**WORKING DATA:**
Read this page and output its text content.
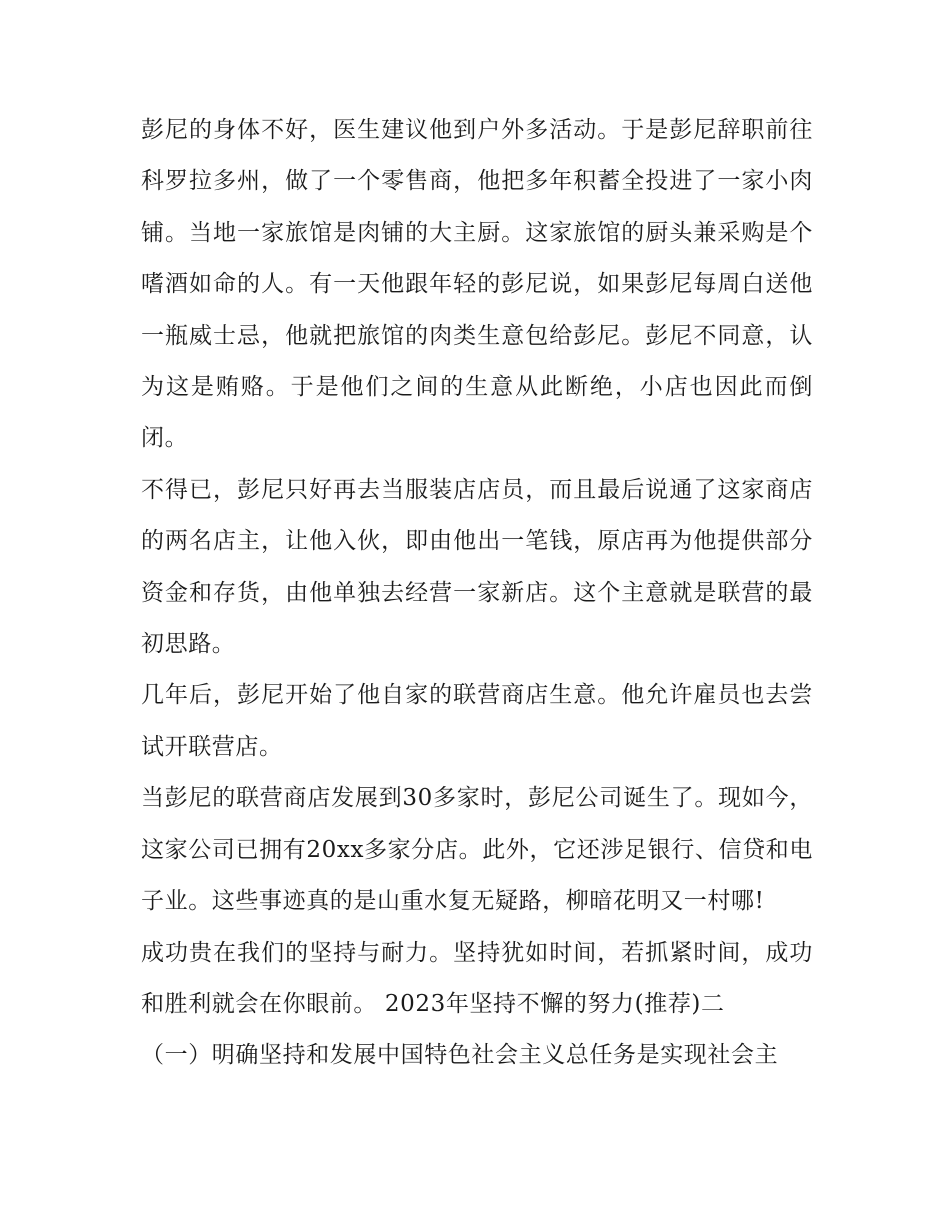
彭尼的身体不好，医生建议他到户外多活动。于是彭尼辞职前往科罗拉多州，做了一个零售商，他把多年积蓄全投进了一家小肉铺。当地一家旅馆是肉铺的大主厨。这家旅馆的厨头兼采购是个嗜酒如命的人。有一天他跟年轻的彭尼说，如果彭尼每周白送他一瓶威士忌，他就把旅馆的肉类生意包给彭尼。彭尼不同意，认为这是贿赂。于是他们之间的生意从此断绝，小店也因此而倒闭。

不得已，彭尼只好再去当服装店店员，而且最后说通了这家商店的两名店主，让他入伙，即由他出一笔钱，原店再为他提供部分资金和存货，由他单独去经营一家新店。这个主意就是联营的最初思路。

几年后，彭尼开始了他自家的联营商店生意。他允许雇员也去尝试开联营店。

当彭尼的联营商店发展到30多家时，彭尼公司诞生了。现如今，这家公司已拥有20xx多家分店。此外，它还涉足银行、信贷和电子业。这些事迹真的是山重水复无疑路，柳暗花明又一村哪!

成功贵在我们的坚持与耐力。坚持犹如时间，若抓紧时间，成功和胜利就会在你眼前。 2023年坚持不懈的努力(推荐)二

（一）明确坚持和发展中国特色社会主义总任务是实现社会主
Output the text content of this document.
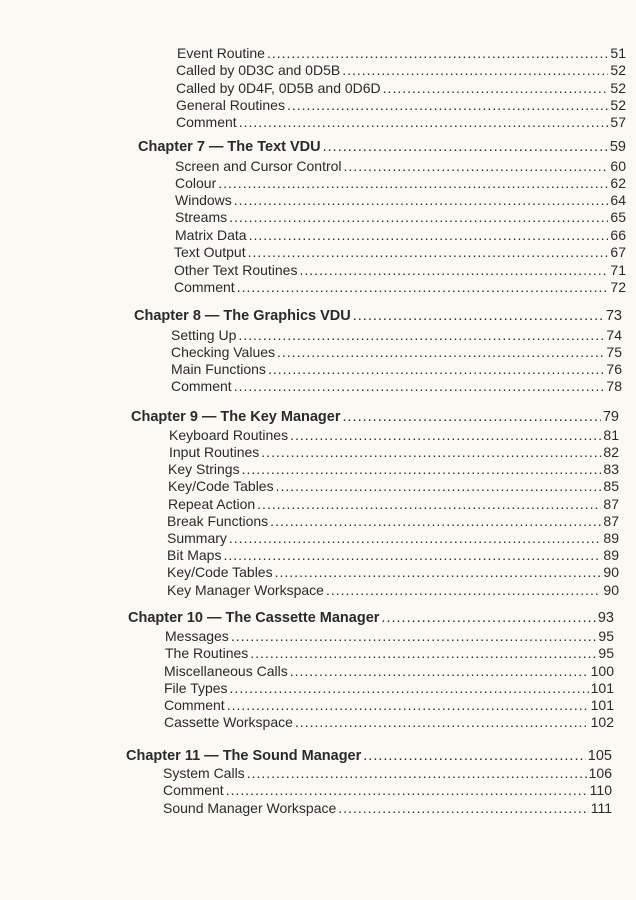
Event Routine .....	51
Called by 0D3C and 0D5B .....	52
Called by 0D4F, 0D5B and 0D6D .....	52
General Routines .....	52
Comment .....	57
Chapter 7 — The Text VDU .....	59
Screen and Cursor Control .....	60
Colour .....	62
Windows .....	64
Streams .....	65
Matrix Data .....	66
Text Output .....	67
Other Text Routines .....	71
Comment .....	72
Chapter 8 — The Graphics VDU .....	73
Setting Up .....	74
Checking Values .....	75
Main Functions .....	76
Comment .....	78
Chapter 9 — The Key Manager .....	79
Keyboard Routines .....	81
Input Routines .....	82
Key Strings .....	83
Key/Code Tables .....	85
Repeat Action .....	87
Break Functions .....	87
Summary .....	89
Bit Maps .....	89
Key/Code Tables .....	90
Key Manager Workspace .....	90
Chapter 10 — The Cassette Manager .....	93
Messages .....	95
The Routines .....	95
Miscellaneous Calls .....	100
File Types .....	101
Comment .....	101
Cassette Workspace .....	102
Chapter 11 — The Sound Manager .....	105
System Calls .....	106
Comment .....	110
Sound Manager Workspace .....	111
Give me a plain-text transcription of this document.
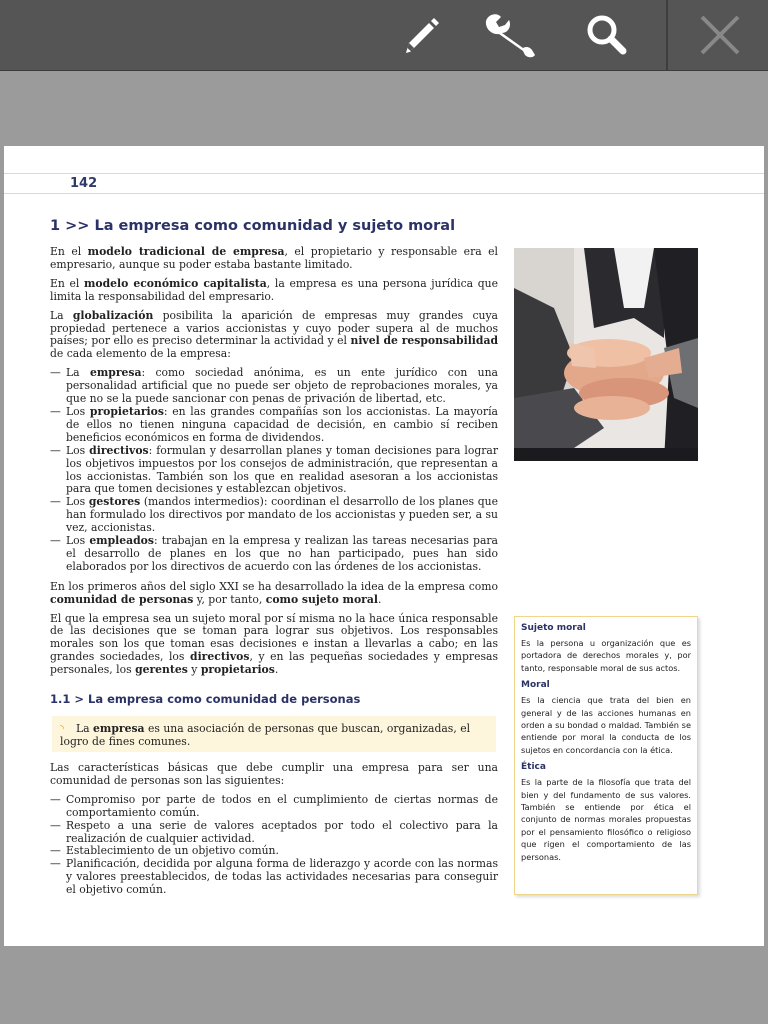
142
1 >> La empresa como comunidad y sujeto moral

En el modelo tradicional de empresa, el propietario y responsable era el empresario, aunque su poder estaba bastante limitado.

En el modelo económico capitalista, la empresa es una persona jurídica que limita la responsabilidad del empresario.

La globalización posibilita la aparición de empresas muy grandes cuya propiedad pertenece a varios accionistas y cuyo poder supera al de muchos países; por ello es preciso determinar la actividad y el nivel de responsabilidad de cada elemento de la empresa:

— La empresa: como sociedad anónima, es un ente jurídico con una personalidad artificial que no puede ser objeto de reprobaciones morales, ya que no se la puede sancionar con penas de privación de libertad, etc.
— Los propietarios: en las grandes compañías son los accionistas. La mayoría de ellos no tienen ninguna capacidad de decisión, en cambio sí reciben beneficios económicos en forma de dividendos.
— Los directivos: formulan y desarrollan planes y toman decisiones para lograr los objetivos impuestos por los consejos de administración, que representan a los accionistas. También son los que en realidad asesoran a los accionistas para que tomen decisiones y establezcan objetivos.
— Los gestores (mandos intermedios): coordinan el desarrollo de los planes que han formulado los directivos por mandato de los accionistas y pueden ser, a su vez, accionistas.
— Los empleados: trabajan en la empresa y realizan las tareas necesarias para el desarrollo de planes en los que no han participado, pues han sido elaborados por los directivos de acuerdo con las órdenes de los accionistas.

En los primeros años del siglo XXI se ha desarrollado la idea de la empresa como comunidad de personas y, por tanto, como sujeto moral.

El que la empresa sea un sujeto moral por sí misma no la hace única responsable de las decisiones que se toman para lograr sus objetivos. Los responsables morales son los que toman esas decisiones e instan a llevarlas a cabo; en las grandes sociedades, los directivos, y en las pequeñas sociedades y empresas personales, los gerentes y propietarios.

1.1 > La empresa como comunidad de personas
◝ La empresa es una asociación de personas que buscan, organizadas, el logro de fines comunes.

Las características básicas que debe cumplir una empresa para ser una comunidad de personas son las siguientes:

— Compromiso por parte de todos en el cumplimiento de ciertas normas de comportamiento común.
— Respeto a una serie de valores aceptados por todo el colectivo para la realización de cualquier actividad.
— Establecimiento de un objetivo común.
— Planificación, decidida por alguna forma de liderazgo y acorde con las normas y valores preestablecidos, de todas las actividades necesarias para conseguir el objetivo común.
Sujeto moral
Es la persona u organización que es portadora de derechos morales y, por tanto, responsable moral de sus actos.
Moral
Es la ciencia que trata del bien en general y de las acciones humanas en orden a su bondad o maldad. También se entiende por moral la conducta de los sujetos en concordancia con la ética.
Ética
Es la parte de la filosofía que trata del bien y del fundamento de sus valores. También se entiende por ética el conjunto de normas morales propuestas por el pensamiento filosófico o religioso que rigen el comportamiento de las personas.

**REQUIREMENTS:** Each entry above is to be written out again unchanged, apart from the pictures, which are left out.

**RESULT OF THE EXERCISE:**
Read this page and output its text content.
彭尼的身体不好，医生建议他到户外多活动。于是彭尼辞职前往科罗拉多州，做了一个零售商，他把多年积蓄全投进了一家小肉铺。当地一家旅馆是肉铺的大主厨。这家旅馆的厨头兼采购是个嗜酒如命的人。有一天他跟年轻的彭尼说，如果彭尼每周白送他一瓶威士忌，他就把旅馆的肉类生意包给彭尼。彭尼不同意，认为这是贿赂。于是他们之间的生意从此断绝，小店也因此而倒闭。

不得已，彭尼只好再去当服装店店员，而且最后说通了这家商店的两名店主，让他入伙，即由他出一笔钱，原店再为他提供部分资金和存货，由他单独去经营一家新店。这个主意就是联营的最初思路。

几年后，彭尼开始了他自家的联营商店生意。他允许雇员也去尝试开联营店。

当彭尼的联营商店发展到30多家时，彭尼公司诞生了。现如今，这家公司已拥有20xx多家分店。此外，它还涉足银行、信贷和电子业。这些事迹真的是山重水复无疑路，柳暗花明又一村哪!

成功贵在我们的坚持与耐力。坚持犹如时间，若抓紧时间，成功和胜利就会在你眼前。 2023年坚持不懈的努力(推荐)二

（一）明确坚持和发展中国特色社会主义总任务是实现社会主
Output the text content of this document.
Event Routine .....	51
Called by 0D3C and 0D5B .....	52
Called by 0D4F, 0D5B and 0D6D .....	52
General Routines .....	52
Comment .....	57
Chapter 7 — The Text VDU .....	59
Screen and Cursor Control .....	60
Colour .....	62
Windows .....	64
Streams .....	65
Matrix Data .....	66
Text Output .....	67
Other Text Routines .....	71
Comment .....	72
Chapter 8 — The Graphics VDU .....	73
Setting Up .....	74
Checking Values .....	75
Main Functions .....	76
Comment .....	78
Chapter 9 — The Key Manager .....	79
Keyboard Routines .....	81
Input Routines .....	82
Key Strings .....	83
Key/Code Tables .....	85
Repeat Action .....	87
Break Functions .....	87
Summary .....	89
Bit Maps .....	89
Key/Code Tables .....	90
Key Manager Workspace .....	90
Chapter 10 — The Cassette Manager .....	93
Messages .....	95
The Routines .....	95
Miscellaneous Calls .....	100
File Types .....	101
Comment .....	101
Cassette Workspace .....	102
Chapter 11 — The Sound Manager .....	105
System Calls .....	106
Comment .....	110
Sound Manager Workspace .....	111
Give me a plain-text transcription of this document.
142
1 >> La empresa como comunidad y sujeto moral

En el modelo tradicional de empresa, el propietario y responsable era el empresario, aunque su poder estaba bastante limitado.

En el modelo económico capitalista, la empresa es una persona jurídica que limita la responsabilidad del empresario.

La globalización posibilita la aparición de empresas muy grandes cuya propiedad pertenece a varios accionistas y cuyo poder supera al de muchos países; por ello es preciso determinar la actividad y el nivel de responsabilidad de cada elemento de la empresa:

— La empresa: como sociedad anónima, es un ente jurídico con una personalidad artificial que no puede ser objeto de reprobaciones morales, ya que no se la puede sancionar con penas de privación de libertad, etc.
— Los propietarios: en las grandes compañías son los accionistas. La mayoría de ellos no tienen ninguna capacidad de decisión, en cambio sí reciben beneficios económicos en forma de dividendos.
— Los directivos: formulan y desarrollan planes y toman decisiones para lograr los objetivos impuestos por los consejos de administración, que representan a los accionistas. También son los que en realidad asesoran a los accionistas para que tomen decisiones y establezcan objetivos.
— Los gestores (mandos intermedios): coordinan el desarrollo de los planes que han formulado los directivos por mandato de los accionistas y pueden ser, a su vez, accionistas.
— Los empleados: trabajan en la empresa y realizan las tareas necesarias para el desarrollo de planes en los que no han participado, pues han sido elaborados por los directivos de acuerdo con las órdenes de los accionistas.

En los primeros años del siglo XXI se ha desarrollado la idea de la empresa como comunidad de personas y, por tanto, como sujeto moral.

El que la empresa sea un sujeto moral por sí misma no la hace única responsable de las decisiones que se toman para lograr sus objetivos. Los responsables morales son los que toman esas decisiones e instan a llevarlas a cabo; en las grandes sociedades, los directivos, y en las pequeñas sociedades y empresas personales, los gerentes y propietarios.

1.1 > La empresa como comunidad de personas
◝ La empresa es una asociación de personas que buscan, organizadas, el logro de fines comunes.

Las características básicas que debe cumplir una empresa para ser una comunidad de personas son las siguientes:

— Compromiso por parte de todos en el cumplimiento de ciertas normas de comportamiento común.
— Respeto a una serie de valores aceptados por todo el colectivo para la realización de cualquier actividad.
— Establecimiento de un objetivo común.
— Planificación, decidida por alguna forma de liderazgo y acorde con las normas y valores preestablecidos, de todas las actividades necesarias para conseguir el objetivo común.
Sujeto moral
Es la persona u organización que es portadora de derechos morales y, por tanto, responsable moral de sus actos.
Moral
Es la ciencia que trata del bien en general y de las acciones humanas en orden a su bondad o maldad. También se entiende por moral la conducta de los sujetos en concordancia con la ética.
Ética
Es la parte de la filosofía que trata del bien y del fundamento de sus valores. También se entiende por ética el conjunto de normas morales propuestas por el pensamiento filosófico o religioso que rigen el comportamiento de las personas.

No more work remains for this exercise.